-- BEGIN Dataset excerpts --

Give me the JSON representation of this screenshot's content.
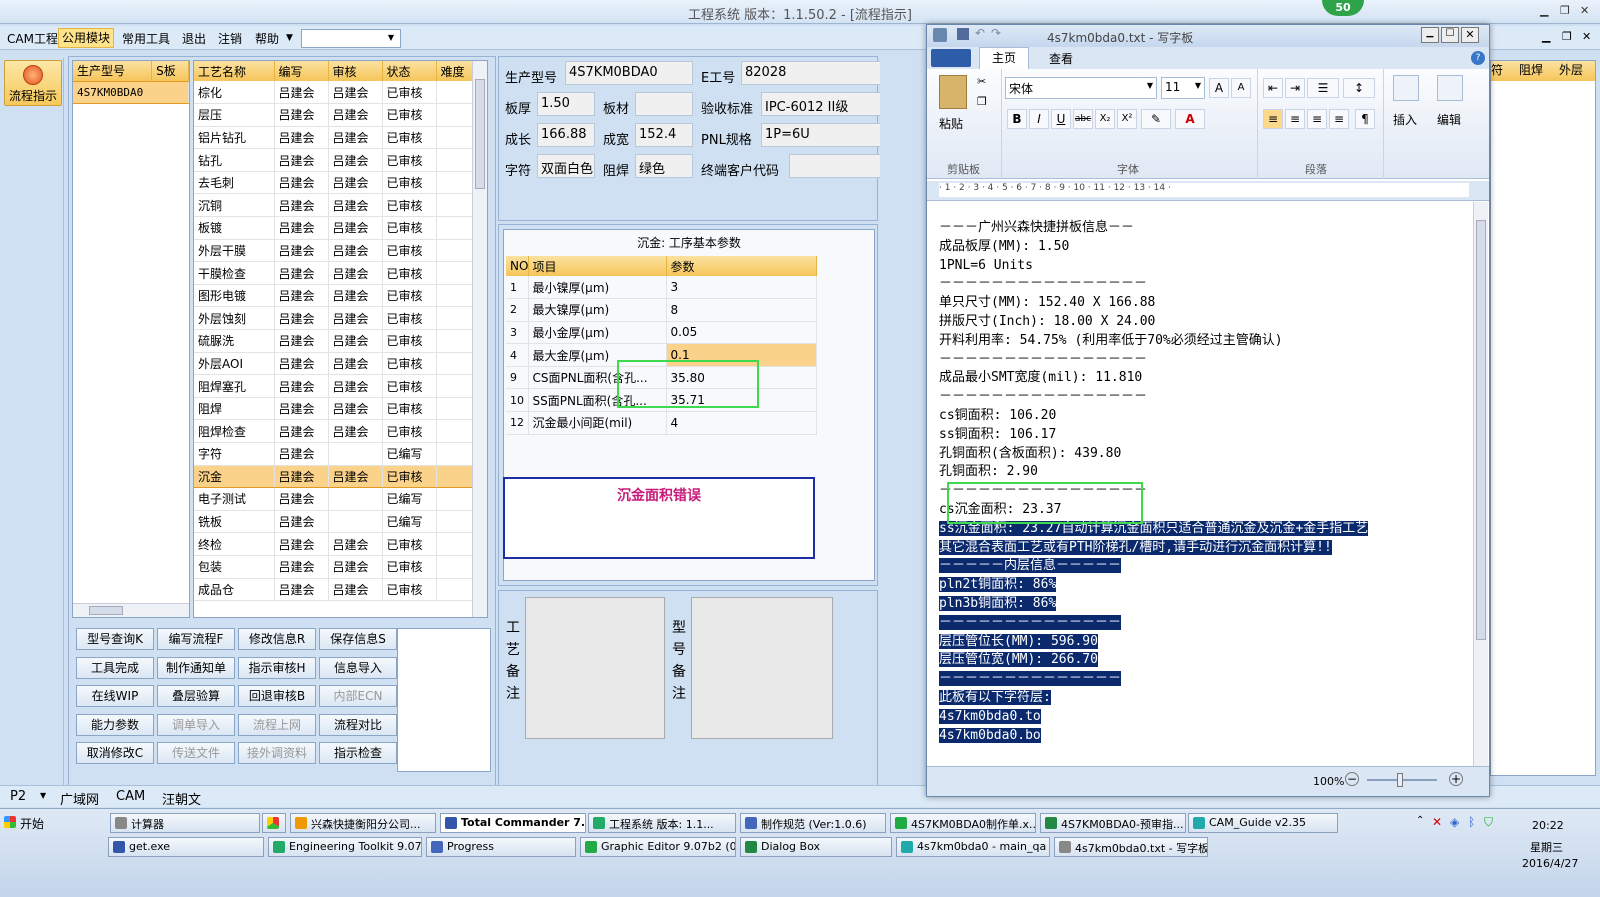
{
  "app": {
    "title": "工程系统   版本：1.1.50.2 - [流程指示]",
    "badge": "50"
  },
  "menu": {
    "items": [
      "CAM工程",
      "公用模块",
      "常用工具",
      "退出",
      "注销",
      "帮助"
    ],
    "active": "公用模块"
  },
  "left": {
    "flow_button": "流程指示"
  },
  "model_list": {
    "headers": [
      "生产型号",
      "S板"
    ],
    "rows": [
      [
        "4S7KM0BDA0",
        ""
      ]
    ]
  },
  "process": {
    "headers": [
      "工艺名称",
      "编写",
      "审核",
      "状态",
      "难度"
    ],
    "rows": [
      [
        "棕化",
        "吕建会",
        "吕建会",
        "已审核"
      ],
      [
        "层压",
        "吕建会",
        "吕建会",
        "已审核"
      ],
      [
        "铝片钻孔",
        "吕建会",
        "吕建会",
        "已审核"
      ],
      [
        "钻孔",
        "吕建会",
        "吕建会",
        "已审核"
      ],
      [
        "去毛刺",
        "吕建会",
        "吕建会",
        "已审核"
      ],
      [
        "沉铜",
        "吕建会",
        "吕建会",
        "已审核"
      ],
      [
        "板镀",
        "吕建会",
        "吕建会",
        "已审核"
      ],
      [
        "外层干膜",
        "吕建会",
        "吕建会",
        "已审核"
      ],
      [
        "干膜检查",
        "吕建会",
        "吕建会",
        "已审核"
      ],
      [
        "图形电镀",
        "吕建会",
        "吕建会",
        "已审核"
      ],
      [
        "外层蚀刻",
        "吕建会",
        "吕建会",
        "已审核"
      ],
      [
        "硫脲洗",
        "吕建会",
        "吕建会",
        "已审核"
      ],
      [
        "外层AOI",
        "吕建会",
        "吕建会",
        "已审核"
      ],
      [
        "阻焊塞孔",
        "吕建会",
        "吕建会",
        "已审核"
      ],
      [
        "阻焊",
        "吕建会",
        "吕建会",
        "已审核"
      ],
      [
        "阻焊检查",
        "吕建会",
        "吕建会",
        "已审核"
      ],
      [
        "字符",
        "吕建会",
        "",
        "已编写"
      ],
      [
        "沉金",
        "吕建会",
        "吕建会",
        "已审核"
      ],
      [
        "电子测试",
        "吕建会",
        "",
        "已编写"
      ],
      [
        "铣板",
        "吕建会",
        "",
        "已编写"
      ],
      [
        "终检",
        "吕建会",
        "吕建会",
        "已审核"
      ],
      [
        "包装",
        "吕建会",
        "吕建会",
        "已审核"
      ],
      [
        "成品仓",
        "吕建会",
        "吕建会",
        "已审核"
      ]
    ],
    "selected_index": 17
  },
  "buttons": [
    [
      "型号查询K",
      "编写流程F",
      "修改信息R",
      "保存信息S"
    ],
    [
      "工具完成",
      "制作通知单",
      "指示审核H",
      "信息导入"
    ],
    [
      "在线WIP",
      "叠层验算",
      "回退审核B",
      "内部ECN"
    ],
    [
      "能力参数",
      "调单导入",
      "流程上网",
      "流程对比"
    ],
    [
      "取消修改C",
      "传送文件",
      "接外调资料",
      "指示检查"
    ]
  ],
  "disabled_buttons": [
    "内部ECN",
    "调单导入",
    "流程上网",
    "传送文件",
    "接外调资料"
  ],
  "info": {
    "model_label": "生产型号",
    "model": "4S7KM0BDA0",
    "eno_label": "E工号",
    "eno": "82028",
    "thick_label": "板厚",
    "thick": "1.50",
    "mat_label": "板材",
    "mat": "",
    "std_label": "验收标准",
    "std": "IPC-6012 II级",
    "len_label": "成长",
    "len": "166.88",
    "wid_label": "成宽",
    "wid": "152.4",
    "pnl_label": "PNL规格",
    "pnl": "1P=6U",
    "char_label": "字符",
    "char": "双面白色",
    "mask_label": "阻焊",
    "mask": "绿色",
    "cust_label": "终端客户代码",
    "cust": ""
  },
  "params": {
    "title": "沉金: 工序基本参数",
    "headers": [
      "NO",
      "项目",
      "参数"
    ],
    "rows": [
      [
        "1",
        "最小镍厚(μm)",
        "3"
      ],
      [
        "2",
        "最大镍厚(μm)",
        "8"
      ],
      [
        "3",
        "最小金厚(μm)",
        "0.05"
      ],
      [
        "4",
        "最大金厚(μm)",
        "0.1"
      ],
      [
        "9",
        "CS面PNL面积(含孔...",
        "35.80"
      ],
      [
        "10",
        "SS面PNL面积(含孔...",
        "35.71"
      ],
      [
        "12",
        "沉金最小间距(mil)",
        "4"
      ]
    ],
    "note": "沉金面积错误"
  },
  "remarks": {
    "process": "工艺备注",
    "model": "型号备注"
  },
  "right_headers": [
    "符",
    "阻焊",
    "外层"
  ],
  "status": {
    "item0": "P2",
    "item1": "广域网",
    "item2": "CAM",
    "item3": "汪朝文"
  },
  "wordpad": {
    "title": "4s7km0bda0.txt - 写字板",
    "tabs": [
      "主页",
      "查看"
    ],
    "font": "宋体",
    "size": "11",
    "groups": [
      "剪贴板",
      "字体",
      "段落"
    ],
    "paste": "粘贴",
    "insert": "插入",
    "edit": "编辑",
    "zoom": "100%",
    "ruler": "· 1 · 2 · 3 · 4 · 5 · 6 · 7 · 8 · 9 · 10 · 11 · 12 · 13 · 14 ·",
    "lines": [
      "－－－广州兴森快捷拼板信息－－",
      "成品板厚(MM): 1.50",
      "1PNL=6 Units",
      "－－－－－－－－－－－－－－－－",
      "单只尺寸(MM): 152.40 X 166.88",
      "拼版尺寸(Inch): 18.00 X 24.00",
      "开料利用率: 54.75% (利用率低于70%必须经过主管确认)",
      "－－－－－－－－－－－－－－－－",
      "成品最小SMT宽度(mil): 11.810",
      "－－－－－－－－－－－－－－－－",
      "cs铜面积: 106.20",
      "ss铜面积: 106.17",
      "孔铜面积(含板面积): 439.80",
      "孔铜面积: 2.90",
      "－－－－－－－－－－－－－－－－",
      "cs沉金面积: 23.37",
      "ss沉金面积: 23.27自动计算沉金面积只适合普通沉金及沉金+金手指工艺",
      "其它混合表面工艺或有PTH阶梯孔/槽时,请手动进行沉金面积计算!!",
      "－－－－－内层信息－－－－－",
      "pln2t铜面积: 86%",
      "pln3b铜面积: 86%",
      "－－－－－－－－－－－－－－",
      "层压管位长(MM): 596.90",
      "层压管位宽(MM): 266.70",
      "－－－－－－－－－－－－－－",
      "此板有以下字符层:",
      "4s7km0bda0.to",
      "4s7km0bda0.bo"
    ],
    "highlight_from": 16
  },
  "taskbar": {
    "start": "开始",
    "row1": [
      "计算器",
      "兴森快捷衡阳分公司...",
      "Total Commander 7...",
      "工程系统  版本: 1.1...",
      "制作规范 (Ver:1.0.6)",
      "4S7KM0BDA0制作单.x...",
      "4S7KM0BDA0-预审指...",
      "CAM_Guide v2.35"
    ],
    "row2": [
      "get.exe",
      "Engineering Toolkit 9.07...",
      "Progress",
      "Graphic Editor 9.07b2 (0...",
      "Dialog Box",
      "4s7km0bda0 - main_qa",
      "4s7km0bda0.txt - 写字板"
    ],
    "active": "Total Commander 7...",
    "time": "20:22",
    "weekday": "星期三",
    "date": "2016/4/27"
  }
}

-- END Dataset excerpts --
-- BEGIN Dataset excerpts --

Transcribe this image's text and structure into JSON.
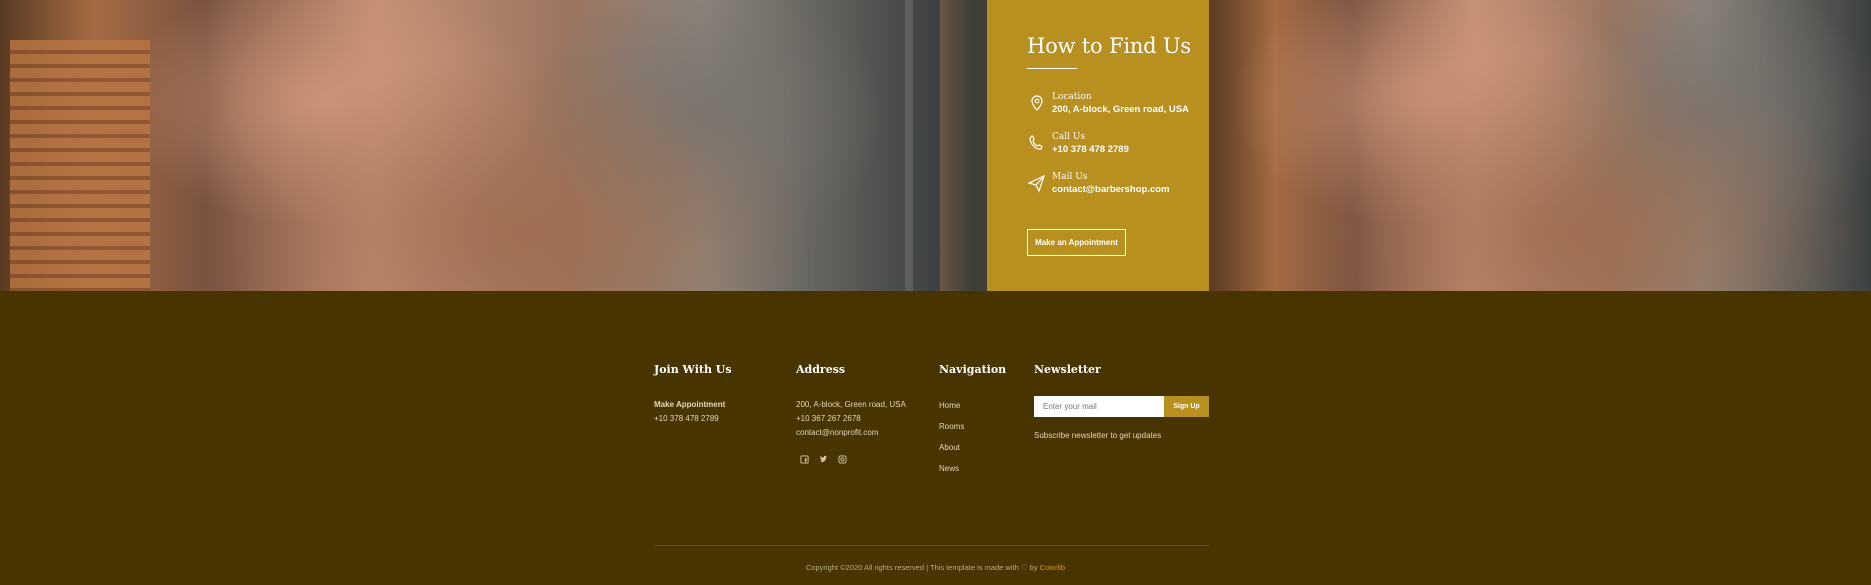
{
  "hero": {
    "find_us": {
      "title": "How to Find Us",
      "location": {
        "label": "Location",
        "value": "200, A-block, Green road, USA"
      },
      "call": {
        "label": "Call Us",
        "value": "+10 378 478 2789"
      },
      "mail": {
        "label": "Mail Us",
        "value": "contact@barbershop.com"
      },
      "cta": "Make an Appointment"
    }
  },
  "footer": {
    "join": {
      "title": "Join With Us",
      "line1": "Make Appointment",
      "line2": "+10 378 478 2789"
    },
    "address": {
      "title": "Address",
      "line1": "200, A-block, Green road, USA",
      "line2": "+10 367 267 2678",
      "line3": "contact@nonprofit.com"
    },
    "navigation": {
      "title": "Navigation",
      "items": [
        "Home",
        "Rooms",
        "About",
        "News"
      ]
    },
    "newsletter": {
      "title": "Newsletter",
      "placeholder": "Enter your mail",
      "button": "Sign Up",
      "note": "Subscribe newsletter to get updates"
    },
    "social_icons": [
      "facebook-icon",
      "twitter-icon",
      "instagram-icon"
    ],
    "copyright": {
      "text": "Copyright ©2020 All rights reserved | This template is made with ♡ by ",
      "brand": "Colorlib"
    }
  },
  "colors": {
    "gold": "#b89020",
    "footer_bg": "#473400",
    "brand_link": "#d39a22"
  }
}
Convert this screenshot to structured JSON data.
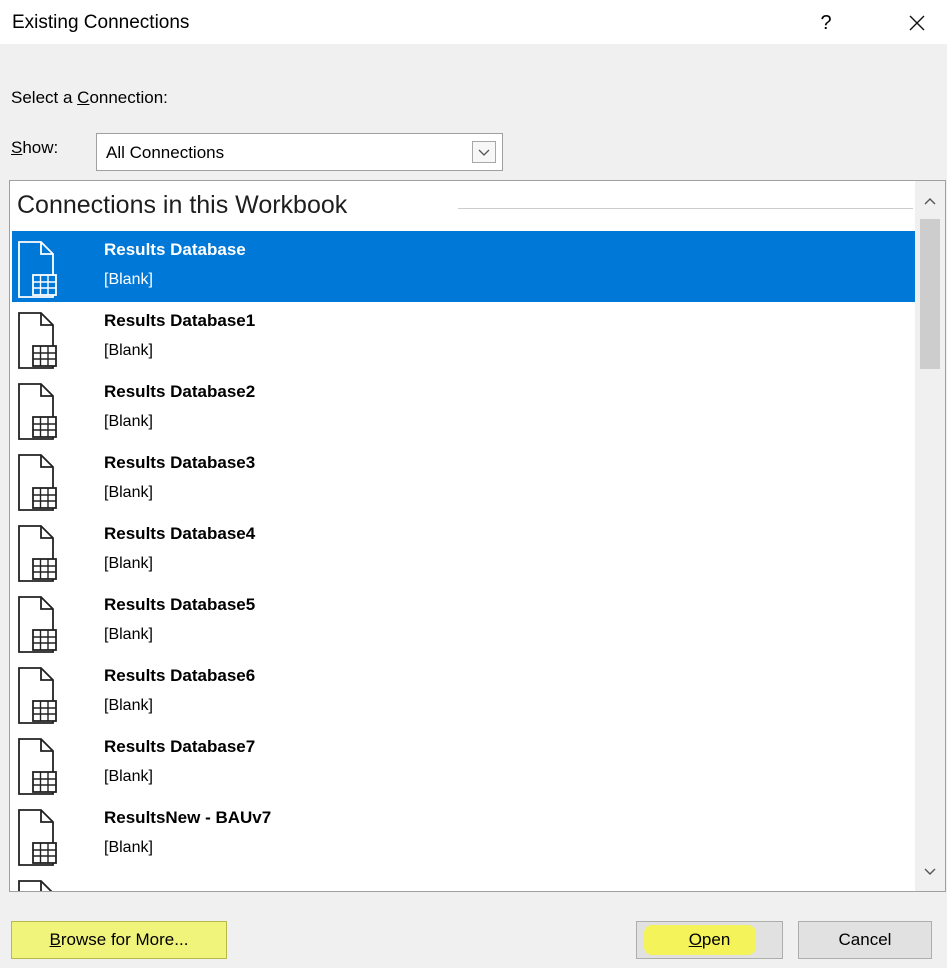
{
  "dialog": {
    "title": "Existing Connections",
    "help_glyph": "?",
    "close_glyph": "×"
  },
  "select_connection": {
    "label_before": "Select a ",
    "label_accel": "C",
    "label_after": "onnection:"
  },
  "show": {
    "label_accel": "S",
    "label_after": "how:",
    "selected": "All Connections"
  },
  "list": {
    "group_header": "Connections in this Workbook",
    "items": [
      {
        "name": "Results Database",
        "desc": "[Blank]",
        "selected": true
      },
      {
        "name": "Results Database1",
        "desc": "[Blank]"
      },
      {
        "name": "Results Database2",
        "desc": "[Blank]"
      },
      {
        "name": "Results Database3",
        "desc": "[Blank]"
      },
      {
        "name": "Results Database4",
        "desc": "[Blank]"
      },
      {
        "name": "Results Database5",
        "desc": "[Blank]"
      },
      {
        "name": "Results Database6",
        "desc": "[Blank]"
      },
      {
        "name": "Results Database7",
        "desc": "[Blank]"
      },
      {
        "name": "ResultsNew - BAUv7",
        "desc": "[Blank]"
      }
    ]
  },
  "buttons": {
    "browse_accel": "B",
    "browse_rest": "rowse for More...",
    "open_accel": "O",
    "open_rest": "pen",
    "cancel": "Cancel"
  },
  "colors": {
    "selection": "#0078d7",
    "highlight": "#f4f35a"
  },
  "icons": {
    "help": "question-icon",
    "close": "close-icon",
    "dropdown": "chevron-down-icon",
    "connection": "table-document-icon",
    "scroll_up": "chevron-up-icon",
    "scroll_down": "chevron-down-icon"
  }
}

-- END Dataset excerpts --

* [Stated goal]: Return the lines of the records that include the string "title".

* [Solution to the problem]:
    "title": "工程系统   版本：1.1.50.2 - [流程指示]",
    "title": "沉金: 工序基本参数",
    "title": "4s7km0bda0.txt - 写字板",
      "title": "How to Find Us",
      "title": "Join With Us",
      "title": "Address",
      "title": "Navigation",
      "title": "Newsletter",
    "title": "Existing Connections",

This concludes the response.